CHALLENGE: Restate the records in their entirety, word for word.

**** ENTRIES SUPPLIED

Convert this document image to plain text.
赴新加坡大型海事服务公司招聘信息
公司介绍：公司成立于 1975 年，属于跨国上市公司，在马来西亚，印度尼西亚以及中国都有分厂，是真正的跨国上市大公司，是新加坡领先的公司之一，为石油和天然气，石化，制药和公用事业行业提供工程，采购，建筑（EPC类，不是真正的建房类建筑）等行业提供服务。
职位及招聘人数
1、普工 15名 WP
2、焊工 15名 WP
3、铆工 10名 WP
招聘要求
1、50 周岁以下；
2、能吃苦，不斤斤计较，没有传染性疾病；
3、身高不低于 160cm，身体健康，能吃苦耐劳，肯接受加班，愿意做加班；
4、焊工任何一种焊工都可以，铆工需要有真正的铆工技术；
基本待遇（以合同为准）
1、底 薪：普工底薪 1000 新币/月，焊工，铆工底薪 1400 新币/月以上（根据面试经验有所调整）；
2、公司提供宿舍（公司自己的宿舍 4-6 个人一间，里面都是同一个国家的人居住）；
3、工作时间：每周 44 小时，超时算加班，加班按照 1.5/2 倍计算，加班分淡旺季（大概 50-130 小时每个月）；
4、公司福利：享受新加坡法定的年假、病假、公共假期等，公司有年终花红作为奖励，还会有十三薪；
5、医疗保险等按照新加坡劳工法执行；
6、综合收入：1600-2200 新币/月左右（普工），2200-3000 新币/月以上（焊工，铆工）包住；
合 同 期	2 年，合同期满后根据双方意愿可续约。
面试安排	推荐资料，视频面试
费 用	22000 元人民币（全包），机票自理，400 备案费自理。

********

FULL OUTPUT:
Convert this document image to plain text.
赴新加坡大型海事服务公司招聘信息
公司介绍：公司成立于 1975 年，属于跨国上市公司，在马来西亚，印度尼西亚以及中国都有分厂，是真正的跨国上市大公司，是新加坡领先的公司之一，为石油和天然气，石化，制药和公用事业行业提供工程，采购，建筑（EPC类，不是真正的建房类建筑）等行业提供服务。
职位及招聘人数
1、普工 15名 WP
2、焊工 15名 WP
3、铆工 10名 WP
招聘要求
1、50 周岁以下；
2、能吃苦，不斤斤计较，没有传染性疾病；
3、身高不低于 160cm，身体健康，能吃苦耐劳，肯接受加班，愿意做加班；
4、焊工任何一种焊工都可以，铆工需要有真正的铆工技术；
基本待遇（以合同为准）
1、底 薪：普工底薪 1000 新币/月，焊工，铆工底薪 1400 新币/月以上（根据面试经验有所调整）；
2、公司提供宿舍（公司自己的宿舍 4-6 个人一间，里面都是同一个国家的人居住）；
3、工作时间：每周 44 小时，超时算加班，加班按照 1.5/2 倍计算，加班分淡旺季（大概 50-130 小时每个月）；
4、公司福利：享受新加坡法定的年假、病假、公共假期等，公司有年终花红作为奖励，还会有十三薪；
5、医疗保险等按照新加坡劳工法执行；
6、综合收入：1600-2200 新币/月左右（普工），2200-3000 新币/月以上（焊工，铆工）包住；
合 同 期	2 年，合同期满后根据双方意愿可续约。
面试安排	推荐资料，视频面试
费 用	22000 元人民币（全包），机票自理，400 备案费自理。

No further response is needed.